>>>>

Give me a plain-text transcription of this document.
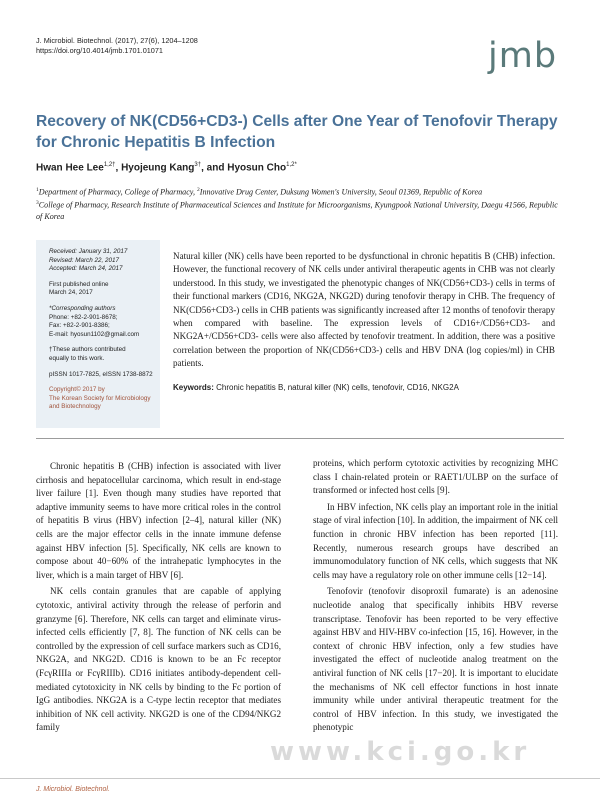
J. Microbiol. Biotechnol. (2017), 27(6), 1204–1208
https://doi.org/10.4014/jmb.1701.01071	jmb
Recovery of NK(CD56+CD3-) Cells after One Year of Tenofovir Therapy for Chronic Hepatitis B Infection
Hwan Hee Lee$^{1,2\dagger}$, Hyojeung Kang$^{3\dagger}$, and Hyosun Cho$^{1,2*}$
$^1$Department of Pharmacy, College of Pharmacy, $^2$Innovative Drug Center, Duksung Women's University, Seoul 01369, Republic of Korea
$^3$College of Pharmacy, Research Institute of Pharmaceutical Sciences and Institute for Microorganisms, Kyungpook National University, Daegu 41566, Republic of Korea

Received: January 31, 2017
Revised: March 22, 2017
Accepted: March 24, 2017

First published online
March 24, 2017

*Corresponding authors
Phone: +82-2-901-8678;
Fax: +82-2-901-8386;
E-mail: hyosun1102@gmail.com

†These authors contributed
equally to this work.

pISSN 1017-7825, eISSN 1738-8872

Copyright© 2017 by
The Korean Society for Microbiology
and Biotechnology

Natural killer (NK) cells have been reported to be dysfunctional in chronic hepatitis B (CHB) infection. However, the functional recovery of NK cells under antiviral therapeutic agents in CHB was not clearly understood. In this study, we investigated the phenotypic changes of NK(CD56+CD3-) cells in terms of their functional markers (CD16, NKG2A, NKG2D) during tenofovir therapy in CHB. The frequency of NK(CD56+CD3-) cells in CHB patients was significantly increased after 12 months of tenofovir therapy when compared with baseline. The expression levels of CD16+/CD56+CD3- and NKG2A+/CD56+CD3- cells were also affected by tenofovir treatment. In addition, there was a positive correlation between the proportion of NK(CD56+CD3-) cells and HBV DNA (log copies/ml) in CHB patients.
Keywords: Chronic hepatitis B, natural killer (NK) cells, tenofovir, CD16, NKG2A

Chronic hepatitis B (CHB) infection is associated with liver cirrhosis and hepatocellular carcinoma, which result in end-stage liver failure [1]. Even though many studies have reported that adaptive immunity seems to have more critical roles in the control of hepatitis B virus (HBV) infection [2–4], natural killer (NK) cells are the major effector cells in the innate immune defense against HBV infection [5]. Specifically, NK cells are known to compose about 40−60% of the intrahepatic lymphocytes in the liver, which is a main target of HBV [6].

NK cells contain granules that are capable of applying cytotoxic, antiviral activity through the release of perforin and granzyme [6]. Therefore, NK cells can target and eliminate virus-infected cells efficiently [7, 8]. The function of NK cells can be controlled by the expression of cell surface markers such as CD16, NKG2A, and NKG2D. CD16 is known to be an Fc receptor (FcγRIIIa or FcγRIIIb). CD16 initiates antibody-dependent cell-mediated cytotoxicity in NK cells by binding to the Fc portion of IgG antibodies. NKG2A is a C-type lectin receptor that mediates inhibition of NK cell activity. NKG2D is one of the CD94/NKG2 family

proteins, which perform cytotoxic activities by recognizing MHC class I chain-related protein or RAET1/ULBP on the surface of transformed or infected host cells [9].

In HBV infection, NK cells play an important role in the initial stage of viral infection [10]. In addition, the impairment of NK cell function in chronic HBV infection has been reported [11]. Recently, numerous research groups have described an immunomodulatory function of NK cells, which suggests that NK cells may have a regulatory role on other immune cells [12−14].

Tenofovir (tenofovir disoproxil fumarate) is an adenosine nucleotide analog that specifically inhibits HBV reverse transcriptase. Tenofovir has been reported to be very effective against HBV and HIV-HBV co-infection [15, 16]. However, in the context of chronic HBV infection, only a few studies have investigated the effect of nucleotide analog treatment on the antiviral function of NK cells [17−20]. It is important to elucidate the mechanisms of NK cell effector functions in host innate immunity while under antiviral therapeutic treatment for the control of HBV infection. In this study, we investigated the phenotypic

www.kci.go.kr
J. Microbiol. Biotechnol.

<<<<

§ The task: I would like the material repeated in full and exactly, with its images omitted.

§ Response for this exercise:
Give me a plain-text transcription of this document.
J. Microbiol. Biotechnol. (2017), 27(6), 1204–1208
https://doi.org/10.4014/jmb.1701.01071	jmb
Recovery of NK(CD56+CD3-) Cells after One Year of Tenofovir Therapy for Chronic Hepatitis B Infection
Hwan Hee Lee$^{1,2\dagger}$, Hyojeung Kang$^{3\dagger}$, and Hyosun Cho$^{1,2*}$
$^1$Department of Pharmacy, College of Pharmacy, $^2$Innovative Drug Center, Duksung Women's University, Seoul 01369, Republic of Korea
$^3$College of Pharmacy, Research Institute of Pharmaceutical Sciences and Institute for Microorganisms, Kyungpook National University, Daegu 41566, Republic of Korea

Received: January 31, 2017
Revised: March 22, 2017
Accepted: March 24, 2017

First published online
March 24, 2017

*Corresponding authors
Phone: +82-2-901-8678;
Fax: +82-2-901-8386;
E-mail: hyosun1102@gmail.com

†These authors contributed
equally to this work.

pISSN 1017-7825, eISSN 1738-8872

Copyright© 2017 by
The Korean Society for Microbiology
and Biotechnology

Natural killer (NK) cells have been reported to be dysfunctional in chronic hepatitis B (CHB) infection. However, the functional recovery of NK cells under antiviral therapeutic agents in CHB was not clearly understood. In this study, we investigated the phenotypic changes of NK(CD56+CD3-) cells in terms of their functional markers (CD16, NKG2A, NKG2D) during tenofovir therapy in CHB. The frequency of NK(CD56+CD3-) cells in CHB patients was significantly increased after 12 months of tenofovir therapy when compared with baseline. The expression levels of CD16+/CD56+CD3- and NKG2A+/CD56+CD3- cells were also affected by tenofovir treatment. In addition, there was a positive correlation between the proportion of NK(CD56+CD3-) cells and HBV DNA (log copies/ml) in CHB patients.
Keywords: Chronic hepatitis B, natural killer (NK) cells, tenofovir, CD16, NKG2A

Chronic hepatitis B (CHB) infection is associated with liver cirrhosis and hepatocellular carcinoma, which result in end-stage liver failure [1]. Even though many studies have reported that adaptive immunity seems to have more critical roles in the control of hepatitis B virus (HBV) infection [2–4], natural killer (NK) cells are the major effector cells in the innate immune defense against HBV infection [5]. Specifically, NK cells are known to compose about 40−60% of the intrahepatic lymphocytes in the liver, which is a main target of HBV [6].

NK cells contain granules that are capable of applying cytotoxic, antiviral activity through the release of perforin and granzyme [6]. Therefore, NK cells can target and eliminate virus-infected cells efficiently [7, 8]. The function of NK cells can be controlled by the expression of cell surface markers such as CD16, NKG2A, and NKG2D. CD16 is known to be an Fc receptor (FcγRIIIa or FcγRIIIb). CD16 initiates antibody-dependent cell-mediated cytotoxicity in NK cells by binding to the Fc portion of IgG antibodies. NKG2A is a C-type lectin receptor that mediates inhibition of NK cell activity. NKG2D is one of the CD94/NKG2 family

proteins, which perform cytotoxic activities by recognizing MHC class I chain-related protein or RAET1/ULBP on the surface of transformed or infected host cells [9].

In HBV infection, NK cells play an important role in the initial stage of viral infection [10]. In addition, the impairment of NK cell function in chronic HBV infection has been reported [11]. Recently, numerous research groups have described an immunomodulatory function of NK cells, which suggests that NK cells may have a regulatory role on other immune cells [12−14].

Tenofovir (tenofovir disoproxil fumarate) is an adenosine nucleotide analog that specifically inhibits HBV reverse transcriptase. Tenofovir has been reported to be very effective against HBV and HIV-HBV co-infection [15, 16]. However, in the context of chronic HBV infection, only a few studies have investigated the effect of nucleotide analog treatment on the antiviral function of NK cells [17−20]. It is important to elucidate the mechanisms of NK cell effector functions in host innate immunity while under antiviral therapeutic treatment for the control of HBV infection. In this study, we investigated the phenotypic

www.kci.go.kr
J. Microbiol. Biotechnol.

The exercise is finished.